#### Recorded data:
####################

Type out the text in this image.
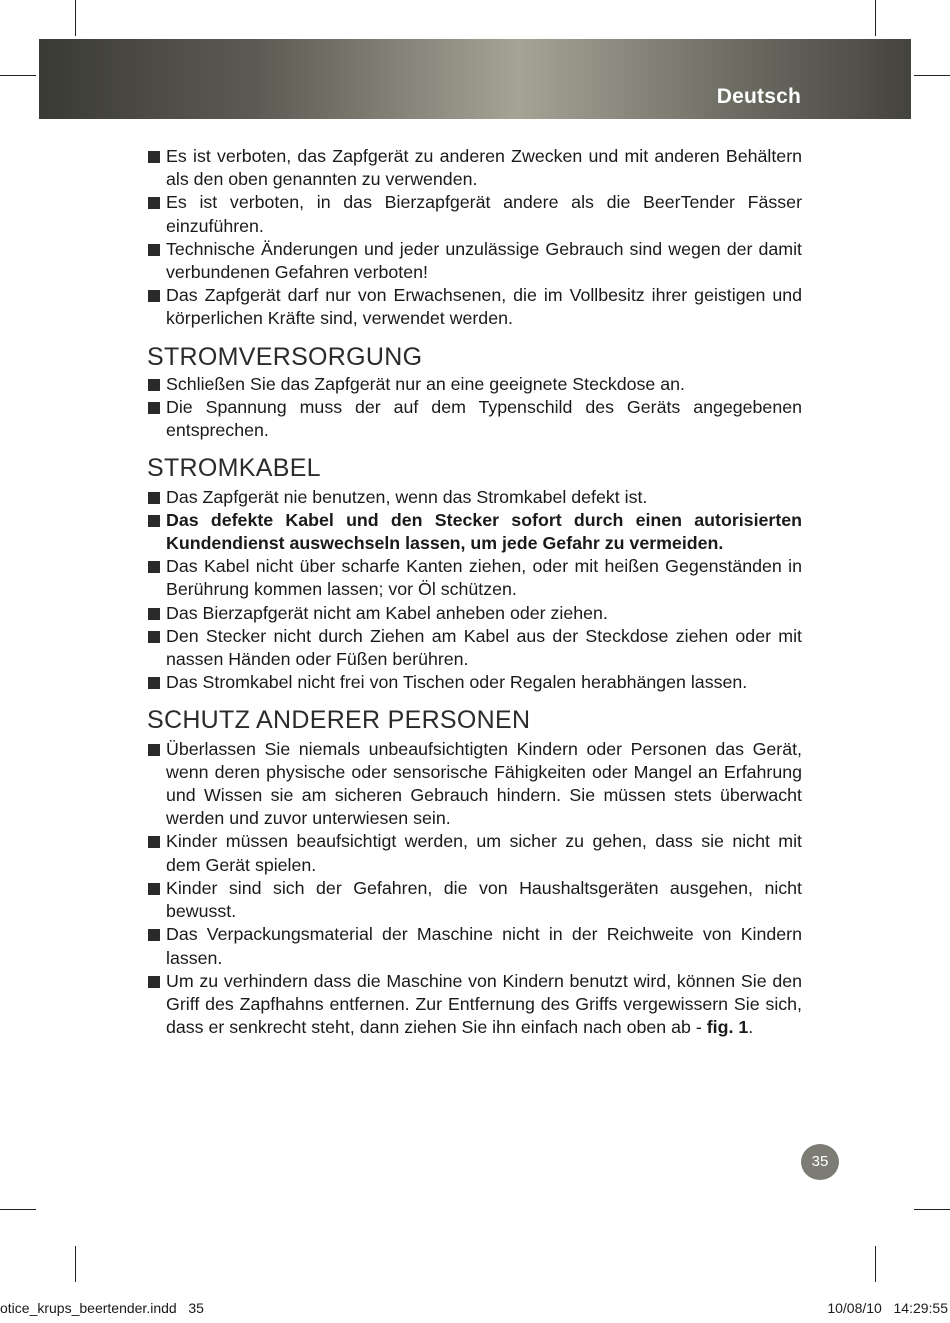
Deutsch
Es ist verboten, das Zapfgerät zu anderen Zwecken und mit anderen Behältern als den oben genannten zu verwenden.
Es ist verboten, in das Bierzapfgerät andere als die BeerTender Fässer einzuführen.
Technische Änderungen und jeder unzulässige Gebrauch sind wegen der damit verbundenen Gefahren verboten!
Das Zapfgerät darf nur von Erwachsenen, die im Vollbesitz ihrer geistigen und körperlichen Kräfte sind, verwendet werden.
STROMVERSORGUNG
Schließen Sie das Zapfgerät nur an eine geeignete Steckdose an.
Die Spannung muss der auf dem Typenschild des Geräts angegebenen entsprechen.
STROMKABEL
Das Zapfgerät nie benutzen, wenn das Stromkabel defekt ist.
Das defekte Kabel und den Stecker sofort durch einen autorisierten Kundendienst auswechseln lassen, um jede Gefahr zu vermeiden.
Das Kabel nicht über scharfe Kanten ziehen, oder mit heißen Gegenständen in Berührung kommen lassen; vor Öl schützen.
Das Bierzapfgerät nicht am Kabel anheben oder ziehen.
Den Stecker nicht durch Ziehen am Kabel aus der Steckdose ziehen oder mit nassen Händen oder Füßen berühren.
Das Stromkabel nicht frei von Tischen oder Regalen herabhängen lassen.
SCHUTZ ANDERER PERSONEN
Überlassen Sie niemals unbeaufsichtigten Kindern oder Personen das Gerät, wenn deren physische oder sensorische Fähigkeiten oder Mangel an Erfahrung und Wissen sie am sicheren Gebrauch hindern. Sie müssen stets überwacht werden und zuvor unterwiesen sein.
Kinder müssen beaufsichtigt werden, um sicher zu gehen, dass sie nicht mit dem Gerät spielen.
Kinder sind sich der Gefahren, die von Haushaltsgeräten ausgehen, nicht bewusst.
Das Verpackungsmaterial der Maschine nicht in der Reichweite von Kindern lassen.
Um zu verhindern dass die Maschine von Kindern benutzt wird, können Sie den Griff des Zapfhahns entfernen. Zur Entfernung des Griffs vergewissern Sie sich, dass er senkrecht steht, dann ziehen Sie ihn einfach nach oben ab - fig. 1.
35
otice_krups_beertender.indd   35	10/08/10   14:29:55
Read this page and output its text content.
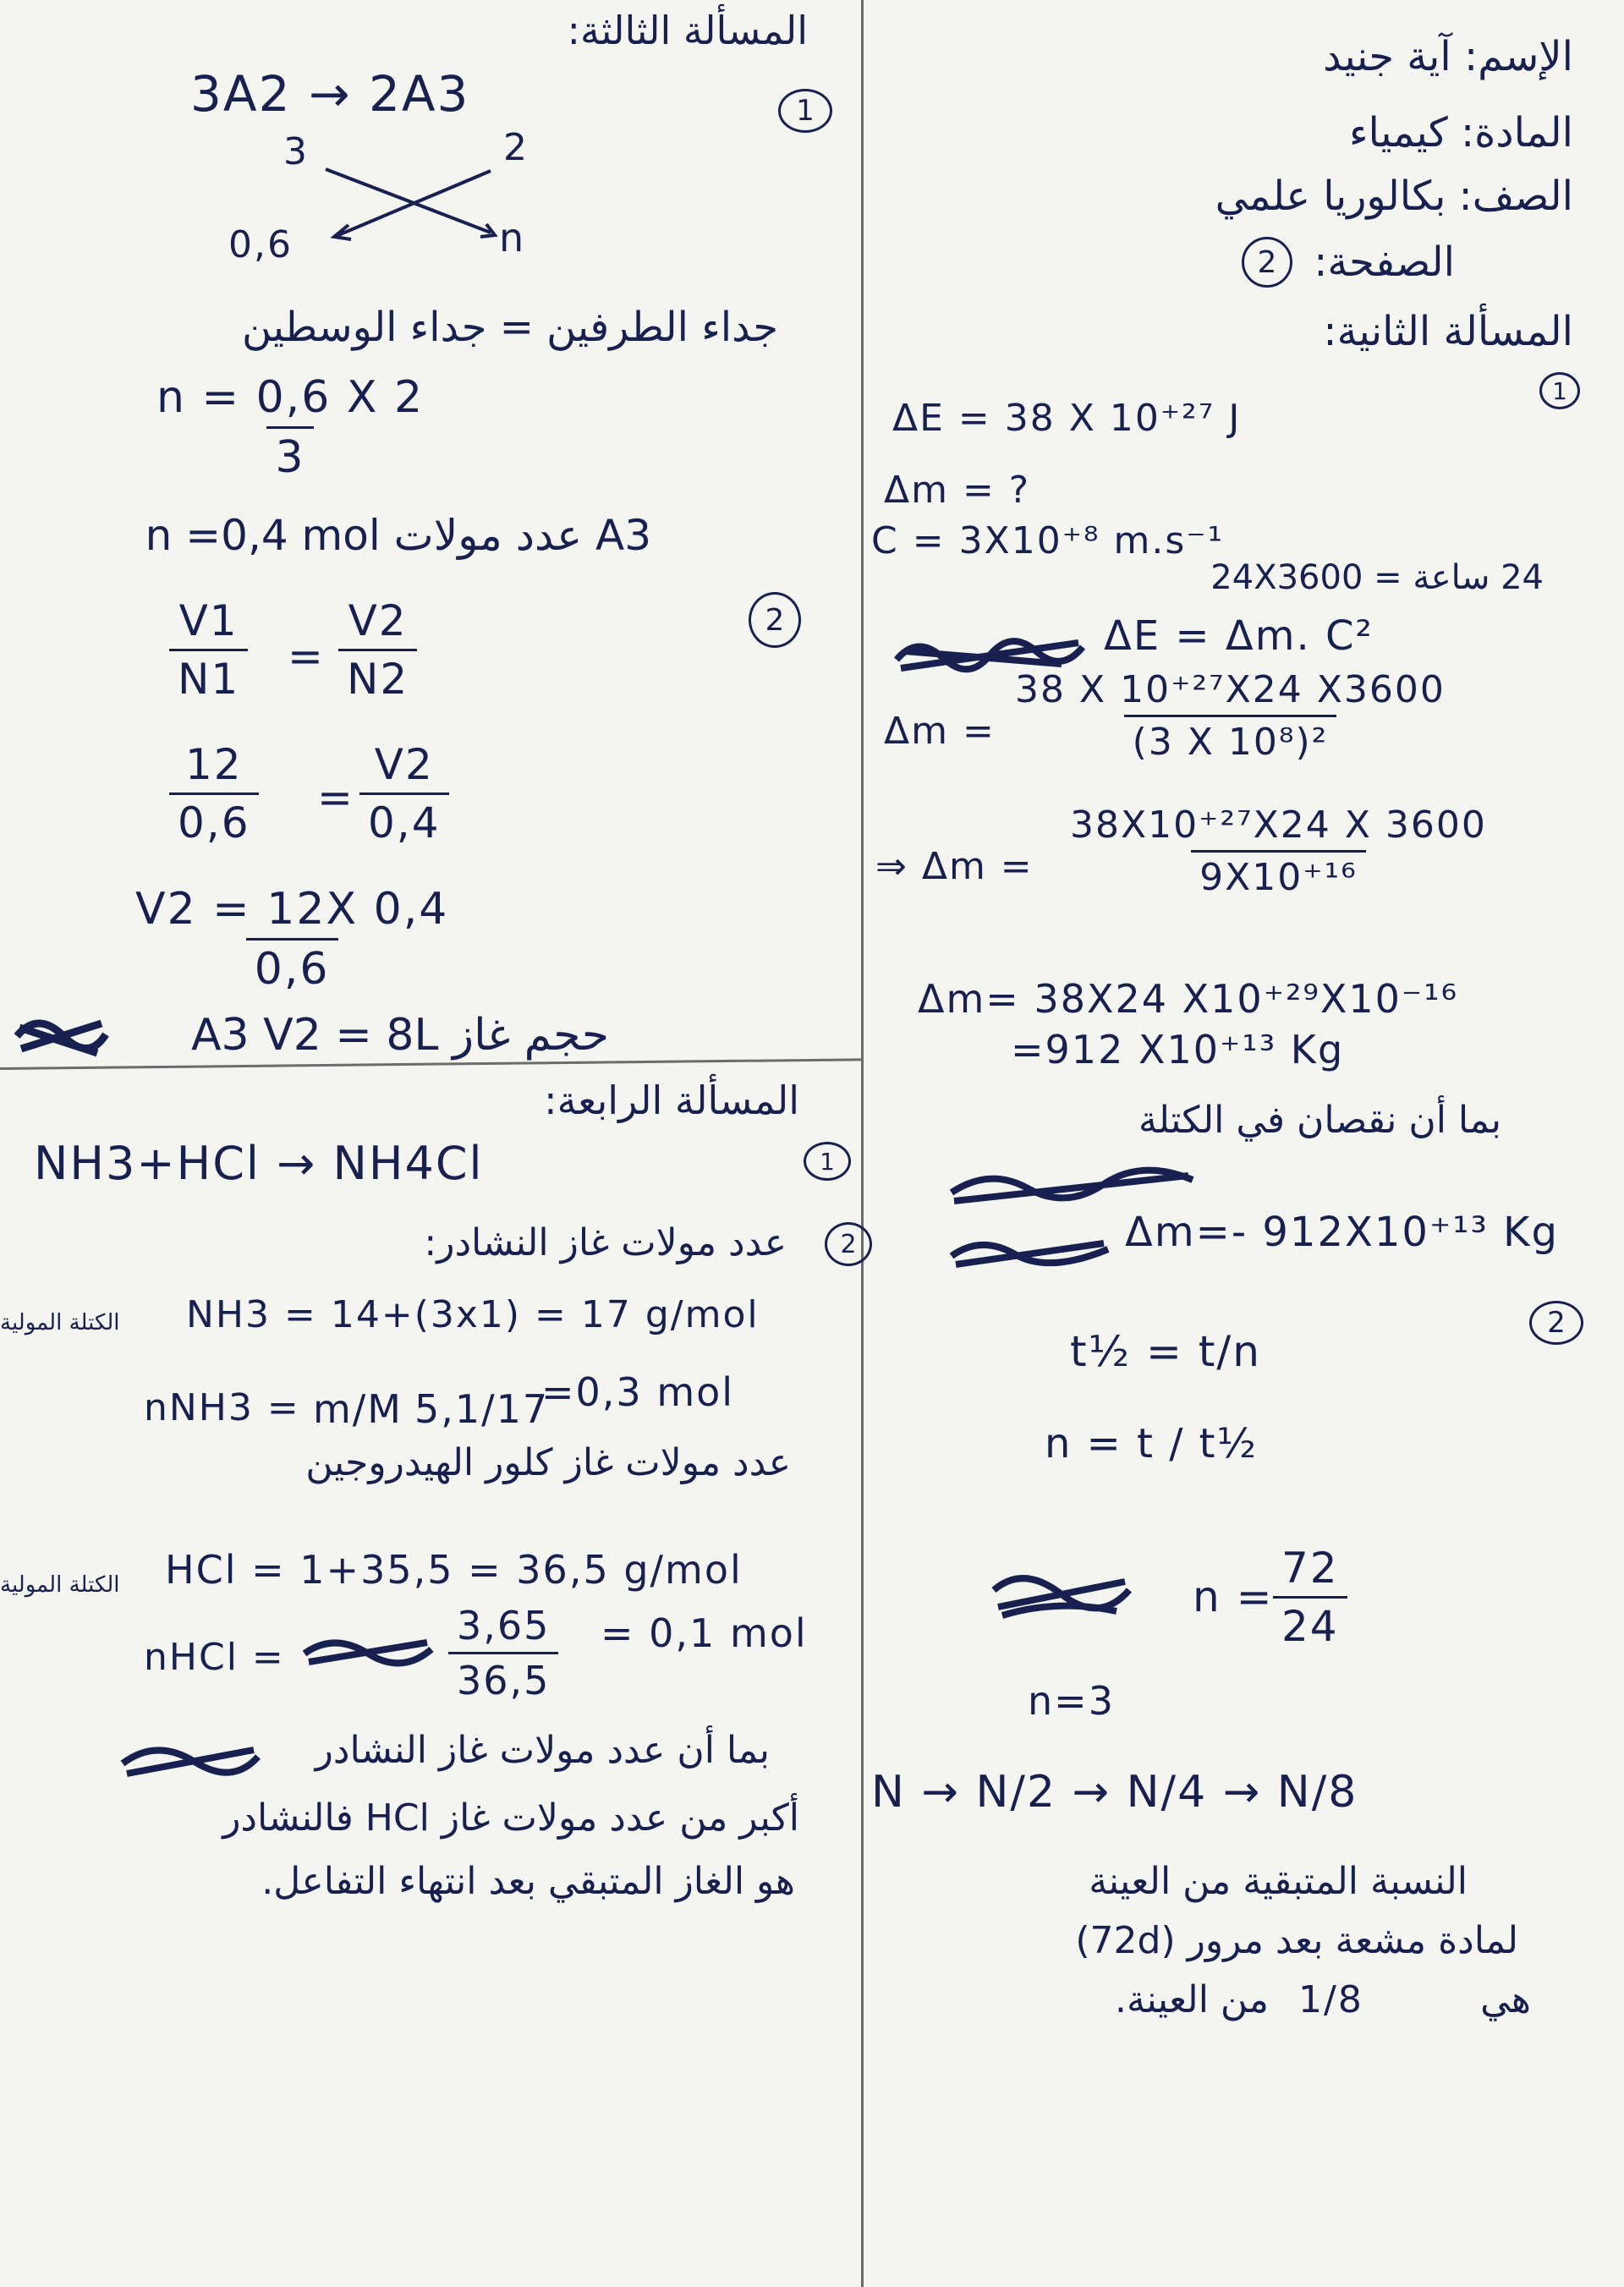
الإسم: آية جنيد
المادة: كيمياء
الصف: بكالوريا علمي
الصفحة:
2
المسألة الثانية:
1
ΔE = 38 X 10⁺²⁷ J
Δm = ?
C = 3X10⁺⁸ m.s⁻¹
24 ساعة = 24X3600
ΔE = Δm. C²
$\Delta m = \frac{\text{38 X 10⁺²⁷X24 X3600}}{\text{(3 X 10⁸)²}}$
⇒ $\Delta m = \frac{\text{38X10⁺²⁷X24 X 3600}}{\text{9X10⁺¹⁶}}$
Δm= 38X24 X10⁺²⁹X10⁻¹⁶
=912 X10⁺¹³ Kg
بما أن نقصان في الكتلة
Δm=- 912X10⁺¹³ Kg
2
t½ = t/n
n = t / t½
$n = \frac{72}{24}$
n=3
N → N/2 → N/4 → N/8
النسبة المتبقية من العينة
لمادة مشعة بعد مرور (72d)
هي
1/8
من العينة.
المسألة الثالثة:
3A2 → 2A3	1
3	2
0,6	n
جداء الطرفين = جداء الوسطين
$\frac{n = 0,6 X 2}{3}$
A3 عدد مولات n =0,4 mol
2
$\frac{V1}{N1} = \frac{V2}{N2}$
$\frac{12}{0,6} = \frac{V2}{0,4}$
$\frac{V2 = 12X 0,4}{0,6}$
حجم غاز A3 V2 = 8L
المسألة الرابعة:
NH3+HCl → NH4Cl	1
2
عدد مولات غاز النشادر:
الكتلة المولية NH3 = 14+(3x1) = 17 g/mol
nNH3 = m/M 5,1/17
=0,3 mol
عدد مولات غاز كلور الهيدروجين
الكتلة المولية HCl = 1+35,5 = 36,5 g/mol
nHCl =	$\frac{3,65}{36,5} = 0,1$ mol
بما أن عدد مولات غاز النشادر
أكبر من عدد مولات غاز HCl فالنشادر
هو الغاز المتبقي بعد انتهاء التفاعل.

####################

#### INSTRUCTIONS TO FOLLOW:
Search the entries for the word "Bierzapfgerät" and gather every line where it appears.

#### ANSWER TO THIS EXERCISE:
Es ist verboten, in das Bierzapfgerät andere als die BeerTender Fässer einzuführen.
Das Bierzapfgerät nicht am Kabel anheben oder ziehen.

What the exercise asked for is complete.